▶ **Kutipan teks**
I.
PENDAHULUAN
·
Hukum
Acara adalah kumpulan ketentuan-ketentuan dengan tujuan memberikan pedoman
dalam usaha mencari kebenaran dan keadilan bila terjadi perkosaan atas suatu
ketentuan hukum dalam hukum materiil yang berarti memberikan kepada hukum dalam
hukum acara suatu hunbungan yang mengabdi kepada hukum materiil.
·
Hukum
Acara Perdata adalah Hukum Perdata Formil, yaitu kaidah hukum yang menentukan
dan mengatur cara bagaimana hak-hak dan kewajiban-kewajiban perdata sebagimana
yang diatur dalam hukum perdata materil (Retnowulan Sutantio dan Iskandar
Oeriepkartaprawira, hal 1).

▶ **Daftar data**
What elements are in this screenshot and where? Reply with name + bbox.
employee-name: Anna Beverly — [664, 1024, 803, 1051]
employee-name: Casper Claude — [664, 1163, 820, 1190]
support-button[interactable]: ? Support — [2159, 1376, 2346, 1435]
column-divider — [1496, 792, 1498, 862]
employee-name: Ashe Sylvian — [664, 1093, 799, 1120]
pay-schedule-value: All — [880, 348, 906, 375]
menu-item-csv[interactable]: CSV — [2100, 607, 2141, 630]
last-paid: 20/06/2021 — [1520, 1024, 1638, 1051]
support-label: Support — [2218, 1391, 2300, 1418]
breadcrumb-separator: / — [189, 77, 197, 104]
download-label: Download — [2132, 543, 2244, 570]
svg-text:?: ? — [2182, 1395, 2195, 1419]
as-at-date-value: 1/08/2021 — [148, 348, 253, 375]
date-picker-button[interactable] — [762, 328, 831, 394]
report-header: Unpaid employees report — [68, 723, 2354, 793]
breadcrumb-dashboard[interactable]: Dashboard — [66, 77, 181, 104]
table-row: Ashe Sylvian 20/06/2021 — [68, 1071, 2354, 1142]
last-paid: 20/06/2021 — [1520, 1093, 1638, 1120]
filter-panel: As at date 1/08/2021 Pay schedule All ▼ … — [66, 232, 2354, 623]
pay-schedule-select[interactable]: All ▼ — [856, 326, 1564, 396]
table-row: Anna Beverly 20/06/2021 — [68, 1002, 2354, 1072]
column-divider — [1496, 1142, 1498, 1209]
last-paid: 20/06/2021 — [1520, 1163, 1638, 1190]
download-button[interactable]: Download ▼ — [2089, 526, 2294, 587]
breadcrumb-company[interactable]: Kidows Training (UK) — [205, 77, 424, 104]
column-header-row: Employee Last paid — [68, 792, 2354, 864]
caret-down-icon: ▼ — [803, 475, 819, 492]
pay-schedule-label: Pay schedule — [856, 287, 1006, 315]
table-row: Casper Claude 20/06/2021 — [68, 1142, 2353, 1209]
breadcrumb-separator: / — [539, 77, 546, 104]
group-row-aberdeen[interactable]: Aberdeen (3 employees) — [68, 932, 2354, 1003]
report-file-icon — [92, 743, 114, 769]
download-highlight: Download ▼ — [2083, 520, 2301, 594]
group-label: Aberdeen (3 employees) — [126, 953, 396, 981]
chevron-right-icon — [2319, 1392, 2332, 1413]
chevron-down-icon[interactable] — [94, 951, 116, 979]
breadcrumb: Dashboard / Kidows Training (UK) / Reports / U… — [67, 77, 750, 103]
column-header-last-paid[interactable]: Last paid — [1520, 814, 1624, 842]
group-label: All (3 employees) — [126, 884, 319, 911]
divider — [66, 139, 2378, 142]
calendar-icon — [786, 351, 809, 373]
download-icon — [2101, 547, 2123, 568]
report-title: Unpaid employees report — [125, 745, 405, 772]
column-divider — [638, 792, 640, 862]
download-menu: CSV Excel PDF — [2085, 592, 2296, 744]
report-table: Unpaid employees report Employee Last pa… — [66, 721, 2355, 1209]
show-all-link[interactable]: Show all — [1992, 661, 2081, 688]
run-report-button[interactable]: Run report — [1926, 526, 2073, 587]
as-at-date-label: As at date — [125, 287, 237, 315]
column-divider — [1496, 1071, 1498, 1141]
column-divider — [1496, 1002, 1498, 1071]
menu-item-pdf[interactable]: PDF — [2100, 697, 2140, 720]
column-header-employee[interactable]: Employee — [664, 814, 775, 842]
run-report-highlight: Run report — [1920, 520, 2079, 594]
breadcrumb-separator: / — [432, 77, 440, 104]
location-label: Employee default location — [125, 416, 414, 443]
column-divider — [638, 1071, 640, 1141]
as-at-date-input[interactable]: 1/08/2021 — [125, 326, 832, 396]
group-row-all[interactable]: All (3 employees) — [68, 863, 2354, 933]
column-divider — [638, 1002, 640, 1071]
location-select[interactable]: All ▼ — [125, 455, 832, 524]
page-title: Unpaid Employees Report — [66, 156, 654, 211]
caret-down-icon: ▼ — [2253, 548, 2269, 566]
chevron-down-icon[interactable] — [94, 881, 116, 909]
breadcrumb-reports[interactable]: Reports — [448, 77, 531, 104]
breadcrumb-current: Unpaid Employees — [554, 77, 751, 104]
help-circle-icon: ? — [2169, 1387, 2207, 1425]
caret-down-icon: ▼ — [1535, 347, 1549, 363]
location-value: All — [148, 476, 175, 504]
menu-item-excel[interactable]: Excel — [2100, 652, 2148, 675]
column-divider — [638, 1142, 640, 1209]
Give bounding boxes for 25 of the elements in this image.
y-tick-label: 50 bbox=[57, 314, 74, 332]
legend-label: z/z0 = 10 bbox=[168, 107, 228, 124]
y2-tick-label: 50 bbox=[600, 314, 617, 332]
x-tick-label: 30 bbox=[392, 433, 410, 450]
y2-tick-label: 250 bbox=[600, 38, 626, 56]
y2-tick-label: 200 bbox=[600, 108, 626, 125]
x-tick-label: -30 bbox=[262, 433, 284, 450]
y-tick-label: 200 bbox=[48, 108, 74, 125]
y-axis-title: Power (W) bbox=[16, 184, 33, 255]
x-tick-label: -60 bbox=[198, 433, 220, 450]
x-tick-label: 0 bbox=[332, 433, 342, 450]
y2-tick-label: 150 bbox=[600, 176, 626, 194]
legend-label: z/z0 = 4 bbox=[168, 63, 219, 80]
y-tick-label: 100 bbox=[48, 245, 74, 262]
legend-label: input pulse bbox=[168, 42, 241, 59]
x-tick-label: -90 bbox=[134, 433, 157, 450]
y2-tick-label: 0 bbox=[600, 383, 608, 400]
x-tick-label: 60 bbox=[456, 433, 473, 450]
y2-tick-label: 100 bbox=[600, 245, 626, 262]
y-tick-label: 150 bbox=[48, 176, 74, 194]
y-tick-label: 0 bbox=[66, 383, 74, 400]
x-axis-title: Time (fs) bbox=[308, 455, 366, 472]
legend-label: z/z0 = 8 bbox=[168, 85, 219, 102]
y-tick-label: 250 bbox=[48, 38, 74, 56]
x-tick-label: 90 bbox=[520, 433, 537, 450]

▶ **Yang diperlukan**
Tulis ulang kutipan teks tentang hukum acara perdata secara utuh, kata demi kata. Kerjakan hanya berdasarkan kutipan teks.

▶ **Jawaban yang diharapkan**
I.
PENDAHULUAN
·
Hukum
Acara adalah kumpulan ketentuan-ketentuan dengan tujuan memberikan pedoman
dalam usaha mencari kebenaran dan keadilan bila terjadi perkosaan atas suatu
ketentuan hukum dalam hukum materiil yang berarti memberikan kepada hukum dalam
hukum acara suatu hunbungan yang mengabdi kepada hukum materiil.
·
Hukum
Acara Perdata adalah Hukum Perdata Formil, yaitu kaidah hukum yang menentukan
dan mengatur cara bagaimana hak-hak dan kewajiban-kewajiban perdata sebagimana
yang diatur dalam hukum perdata materil (Retnowulan Sutantio dan Iskandar
Oeriepkartaprawira, hal 1).